[Start DATA IN THIS EXERCISE]
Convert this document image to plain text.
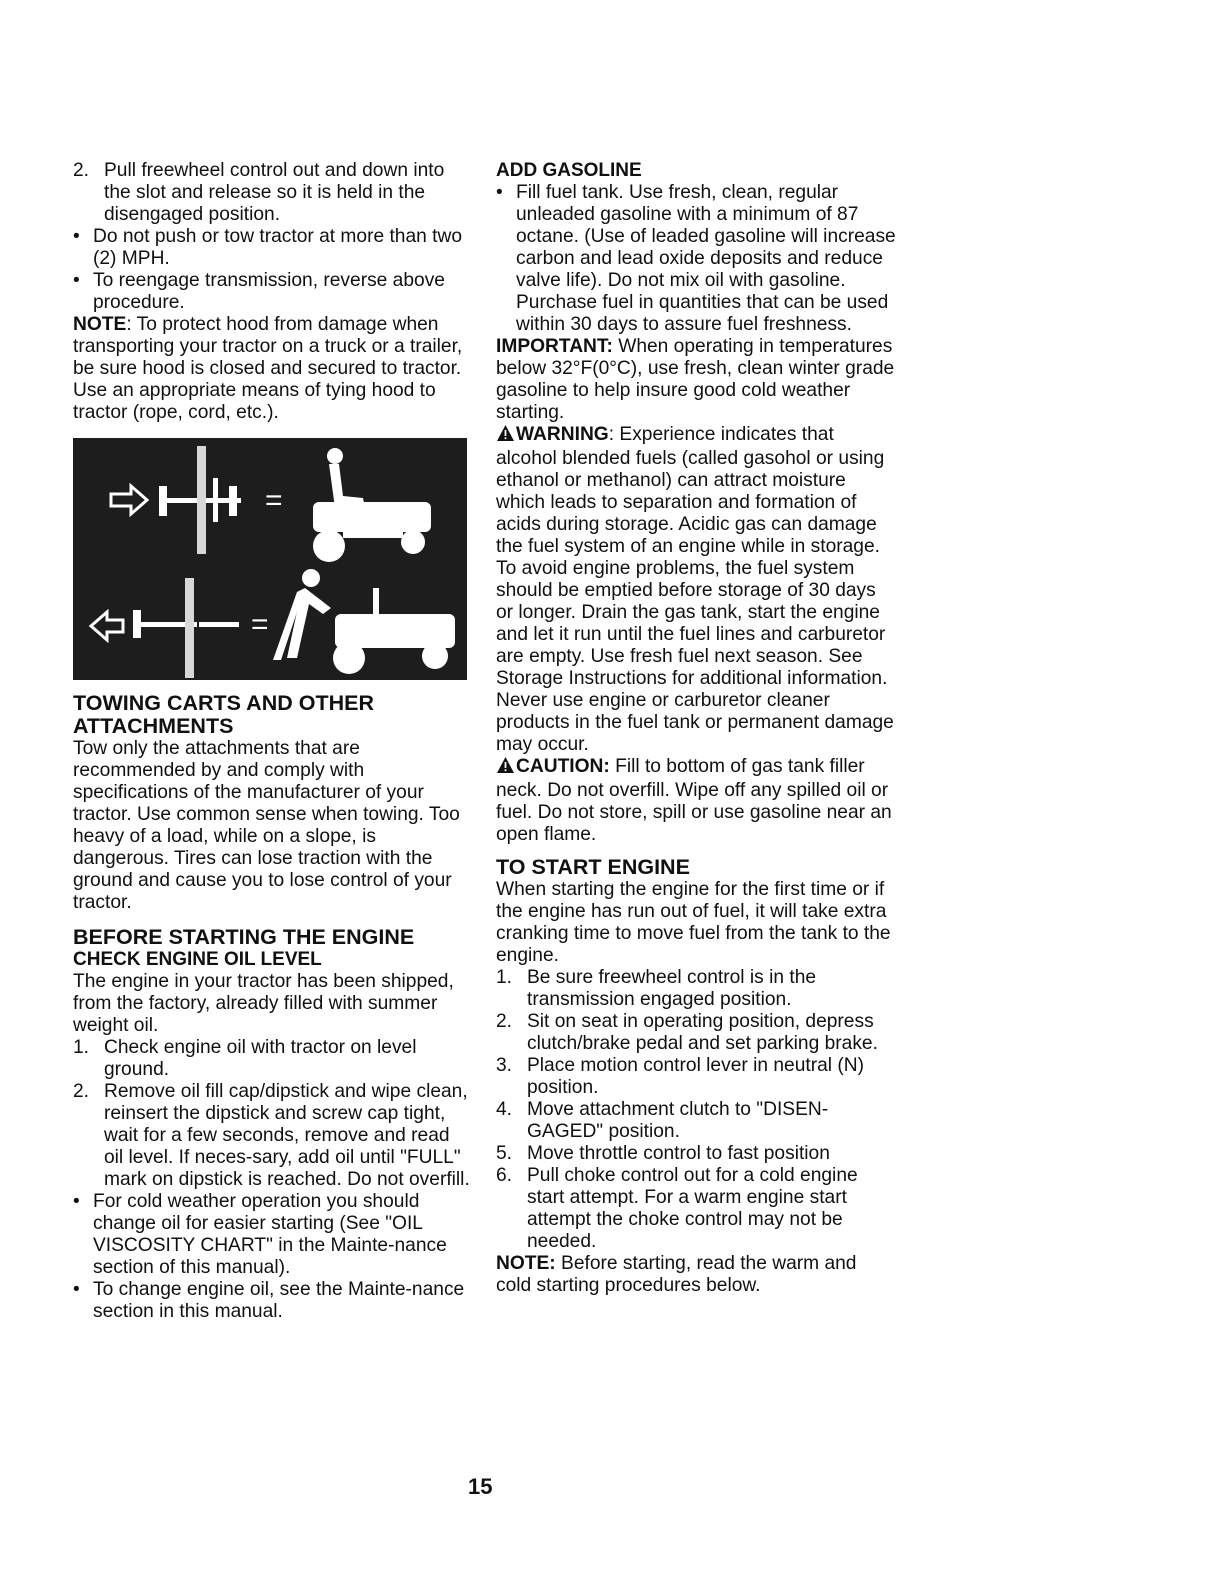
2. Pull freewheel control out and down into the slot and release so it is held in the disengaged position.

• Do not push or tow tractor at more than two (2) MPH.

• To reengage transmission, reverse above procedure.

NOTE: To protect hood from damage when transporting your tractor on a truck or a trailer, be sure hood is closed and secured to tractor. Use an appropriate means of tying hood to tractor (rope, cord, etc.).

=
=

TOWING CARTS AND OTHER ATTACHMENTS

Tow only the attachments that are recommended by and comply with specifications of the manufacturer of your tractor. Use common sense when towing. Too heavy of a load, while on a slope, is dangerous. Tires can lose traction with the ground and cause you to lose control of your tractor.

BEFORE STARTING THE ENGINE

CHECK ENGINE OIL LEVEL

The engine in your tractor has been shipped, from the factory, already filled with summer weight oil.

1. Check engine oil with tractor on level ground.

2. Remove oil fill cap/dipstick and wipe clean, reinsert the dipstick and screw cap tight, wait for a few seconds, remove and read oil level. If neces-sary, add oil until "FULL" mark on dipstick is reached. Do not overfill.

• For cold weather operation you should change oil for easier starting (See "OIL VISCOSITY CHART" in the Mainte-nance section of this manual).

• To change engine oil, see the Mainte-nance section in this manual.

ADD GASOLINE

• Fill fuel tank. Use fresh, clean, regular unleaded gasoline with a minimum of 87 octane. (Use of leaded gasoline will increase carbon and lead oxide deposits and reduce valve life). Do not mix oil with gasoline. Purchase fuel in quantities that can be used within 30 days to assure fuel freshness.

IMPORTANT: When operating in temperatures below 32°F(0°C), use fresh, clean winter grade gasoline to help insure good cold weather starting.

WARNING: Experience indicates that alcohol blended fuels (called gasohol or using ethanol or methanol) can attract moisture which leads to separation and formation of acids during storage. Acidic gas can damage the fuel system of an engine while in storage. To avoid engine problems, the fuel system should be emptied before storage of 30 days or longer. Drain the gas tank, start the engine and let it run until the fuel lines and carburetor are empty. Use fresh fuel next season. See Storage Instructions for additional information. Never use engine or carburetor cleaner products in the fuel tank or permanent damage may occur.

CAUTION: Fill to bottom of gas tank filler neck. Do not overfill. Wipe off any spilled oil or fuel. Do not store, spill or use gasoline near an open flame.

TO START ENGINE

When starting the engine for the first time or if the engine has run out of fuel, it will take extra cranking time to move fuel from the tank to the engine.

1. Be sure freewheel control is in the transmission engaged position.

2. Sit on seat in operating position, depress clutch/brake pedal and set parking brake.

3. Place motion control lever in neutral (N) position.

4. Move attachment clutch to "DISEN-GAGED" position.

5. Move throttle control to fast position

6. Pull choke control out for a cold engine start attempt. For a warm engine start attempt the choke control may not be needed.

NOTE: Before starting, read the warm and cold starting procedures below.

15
[End DATA IN THIS EXERCISE]
> [STATED TASK] State only the count of lines above that hold the string "days".

> [OUTPUT] 2